-- Begin EXTRACTED RECORDS --

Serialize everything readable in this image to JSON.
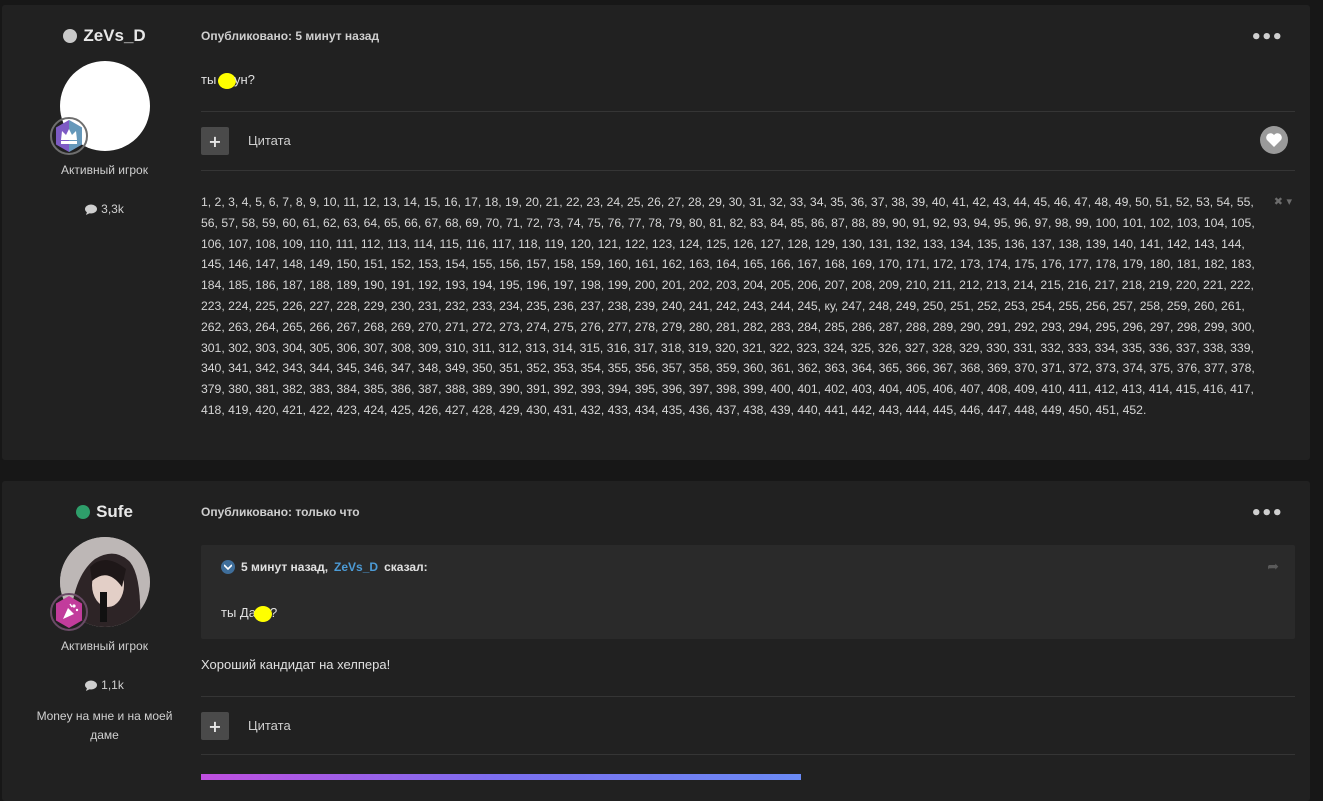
{
  "posts": [
    {
      "author": {
        "name": "ZeVs_D",
        "status_color": "#c9c9c9",
        "rank": "Активный игрок",
        "posts_count": "3,3k"
      },
      "meta": {
        "label": "Опубликовано:",
        "time": "5 минут назад"
      },
      "content": {
        "text_before": "ты",
        "text_after": "ун?"
      },
      "actions": {
        "quote": "Цитата"
      },
      "signature_numbers": "1, 2, 3, 4, 5, 6, 7, 8, 9, 10, 11, 12, 13, 14, 15, 16, 17, 18, 19, 20, 21, 22, 23, 24, 25, 26, 27, 28, 29, 30, 31, 32, 33, 34, 35, 36, 37, 38, 39, 40, 41, 42, 43, 44, 45, 46, 47, 48, 49, 50, 51, 52, 53, 54, 55, 56, 57, 58, 59, 60, 61, 62, 63, 64, 65, 66, 67, 68, 69, 70, 71, 72, 73, 74, 75, 76, 77, 78, 79, 80, 81, 82, 83, 84, 85, 86, 87, 88, 89, 90, 91, 92, 93, 94, 95, 96, 97, 98, 99, 100, 101, 102, 103, 104, 105, 106, 107, 108, 109, 110, 111, 112, 113, 114, 115, 116, 117, 118, 119, 120, 121, 122, 123, 124, 125, 126, 127, 128, 129, 130, 131, 132, 133, 134, 135, 136, 137, 138, 139, 140, 141, 142, 143, 144, 145, 146, 147, 148, 149, 150, 151, 152, 153, 154, 155, 156, 157, 158, 159, 160, 161, 162, 163, 164, 165, 166, 167, 168, 169, 170, 171, 172, 173, 174, 175, 176, 177, 178, 179, 180, 181, 182, 183, 184, 185, 186, 187, 188, 189, 190, 191, 192, 193, 194, 195, 196, 197, 198, 199, 200, 201, 202, 203, 204, 205, 206, 207, 208, 209, 210, 211, 212, 213, 214, 215, 216, 217, 218, 219, 220, 221, 222, 223, 224, 225, 226, 227, 228, 229, 230, 231, 232, 233, 234, 235, 236, 237, 238, 239, 240, 241, 242, 243, 244, 245, ку, 247, 248, 249, 250, 251, 252, 253, 254, 255, 256, 257, 258, 259, 260, 261, 262, 263, 264, 265, 266, 267, 268, 269, 270, 271, 272, 273, 274, 275, 276, 277, 278, 279, 280, 281, 282, 283, 284, 285, 286, 287, 288, 289, 290, 291, 292, 293, 294, 295, 296, 297, 298, 299, 300, 301, 302, 303, 304, 305, 306, 307, 308, 309, 310, 311, 312, 313, 314, 315, 316, 317, 318, 319, 320, 321, 322, 323, 324, 325, 326, 327, 328, 329, 330, 331, 332, 333, 334, 335, 336, 337, 338, 339, 340, 341, 342, 343, 344, 345, 346, 347, 348, 349, 350, 351, 352, 353, 354, 355, 356, 357, 358, 359, 360, 361, 362, 363, 364, 365, 366, 367, 368, 369, 370, 371, 372, 373, 374, 375, 376, 377, 378, 379, 380, 381, 382, 383, 384, 385, 386, 387, 388, 389, 390, 391, 392, 393, 394, 395, 396, 397, 398, 399, 400, 401, 402, 403, 404, 405, 406, 407, 408, 409, 410, 411, 412, 413, 414, 415, 416, 417, 418, 419, 420, 421, 422, 423, 424, 425, 426, 427, 428, 429, 430, 431, 432, 433, 434, 435, 436, 437, 438, 439, 440, 441, 442, 443, 444, 445, 446, 447, 448, 449, 450, 451, 452."
    },
    {
      "author": {
        "name": "Sufe",
        "status_color": "#2e9e6a",
        "rank": "Активный игрок",
        "posts_count": "1,1k",
        "signature": "Money на мне и на моей даме"
      },
      "meta": {
        "label": "Опубликовано:",
        "time": "только что"
      },
      "quote": {
        "time": "5 минут назад,",
        "author": "ZeVs_D",
        "said": "сказал:",
        "text_before": "ты Да",
        "text_after": "?"
      },
      "content": {
        "text": "Хороший кандидат на хелпера!"
      },
      "actions": {
        "quote": "Цитата"
      }
    }
  ],
  "icons": {
    "more": "more-dots-icon",
    "plus": "plus-icon",
    "heart": "heart-icon",
    "comment": "comment-icon",
    "rank_badge": "crown-icon",
    "quote_toggle": "chevron-down-icon",
    "share": "share-icon"
  },
  "colors": {
    "background": "#171717",
    "panel": "#212121",
    "link": "#4c9bd6",
    "highlight": "#ffff00"
  }
}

-- End EXTRACTED RECORDS --

OBJECTIVE ▸ Print all of the records shown above exactly, leaving out each picture.

WRITTEN ANSWER ▸
Serialize everything readable in this image to JSON.
{
  "posts": [
    {
      "author": {
        "name": "ZeVs_D",
        "status_color": "#c9c9c9",
        "rank": "Активный игрок",
        "posts_count": "3,3k"
      },
      "meta": {
        "label": "Опубликовано:",
        "time": "5 минут назад"
      },
      "content": {
        "text_before": "ты",
        "text_after": "ун?"
      },
      "actions": {
        "quote": "Цитата"
      },
      "signature_numbers": "1, 2, 3, 4, 5, 6, 7, 8, 9, 10, 11, 12, 13, 14, 15, 16, 17, 18, 19, 20, 21, 22, 23, 24, 25, 26, 27, 28, 29, 30, 31, 32, 33, 34, 35, 36, 37, 38, 39, 40, 41, 42, 43, 44, 45, 46, 47, 48, 49, 50, 51, 52, 53, 54, 55, 56, 57, 58, 59, 60, 61, 62, 63, 64, 65, 66, 67, 68, 69, 70, 71, 72, 73, 74, 75, 76, 77, 78, 79, 80, 81, 82, 83, 84, 85, 86, 87, 88, 89, 90, 91, 92, 93, 94, 95, 96, 97, 98, 99, 100, 101, 102, 103, 104, 105, 106, 107, 108, 109, 110, 111, 112, 113, 114, 115, 116, 117, 118, 119, 120, 121, 122, 123, 124, 125, 126, 127, 128, 129, 130, 131, 132, 133, 134, 135, 136, 137, 138, 139, 140, 141, 142, 143, 144, 145, 146, 147, 148, 149, 150, 151, 152, 153, 154, 155, 156, 157, 158, 159, 160, 161, 162, 163, 164, 165, 166, 167, 168, 169, 170, 171, 172, 173, 174, 175, 176, 177, 178, 179, 180, 181, 182, 183, 184, 185, 186, 187, 188, 189, 190, 191, 192, 193, 194, 195, 196, 197, 198, 199, 200, 201, 202, 203, 204, 205, 206, 207, 208, 209, 210, 211, 212, 213, 214, 215, 216, 217, 218, 219, 220, 221, 222, 223, 224, 225, 226, 227, 228, 229, 230, 231, 232, 233, 234, 235, 236, 237, 238, 239, 240, 241, 242, 243, 244, 245, ку, 247, 248, 249, 250, 251, 252, 253, 254, 255, 256, 257, 258, 259, 260, 261, 262, 263, 264, 265, 266, 267, 268, 269, 270, 271, 272, 273, 274, 275, 276, 277, 278, 279, 280, 281, 282, 283, 284, 285, 286, 287, 288, 289, 290, 291, 292, 293, 294, 295, 296, 297, 298, 299, 300, 301, 302, 303, 304, 305, 306, 307, 308, 309, 310, 311, 312, 313, 314, 315, 316, 317, 318, 319, 320, 321, 322, 323, 324, 325, 326, 327, 328, 329, 330, 331, 332, 333, 334, 335, 336, 337, 338, 339, 340, 341, 342, 343, 344, 345, 346, 347, 348, 349, 350, 351, 352, 353, 354, 355, 356, 357, 358, 359, 360, 361, 362, 363, 364, 365, 366, 367, 368, 369, 370, 371, 372, 373, 374, 375, 376, 377, 378, 379, 380, 381, 382, 383, 384, 385, 386, 387, 388, 389, 390, 391, 392, 393, 394, 395, 396, 397, 398, 399, 400, 401, 402, 403, 404, 405, 406, 407, 408, 409, 410, 411, 412, 413, 414, 415, 416, 417, 418, 419, 420, 421, 422, 423, 424, 425, 426, 427, 428, 429, 430, 431, 432, 433, 434, 435, 436, 437, 438, 439, 440, 441, 442, 443, 444, 445, 446, 447, 448, 449, 450, 451, 452."
    },
    {
      "author": {
        "name": "Sufe",
        "status_color": "#2e9e6a",
        "rank": "Активный игрок",
        "posts_count": "1,1k",
        "signature": "Money на мне и на моей даме"
      },
      "meta": {
        "label": "Опубликовано:",
        "time": "только что"
      },
      "quote": {
        "time": "5 минут назад,",
        "author": "ZeVs_D",
        "said": "сказал:",
        "text_before": "ты Да",
        "text_after": "?"
      },
      "content": {
        "text": "Хороший кандидат на хелпера!"
      },
      "actions": {
        "quote": "Цитата"
      }
    }
  ],
  "icons": {
    "more": "more-dots-icon",
    "plus": "plus-icon",
    "heart": "heart-icon",
    "comment": "comment-icon",
    "rank_badge": "crown-icon",
    "quote_toggle": "chevron-down-icon",
    "share": "share-icon"
  },
  "colors": {
    "background": "#171717",
    "panel": "#212121",
    "link": "#4c9bd6",
    "highlight": "#ffff00"
  }
}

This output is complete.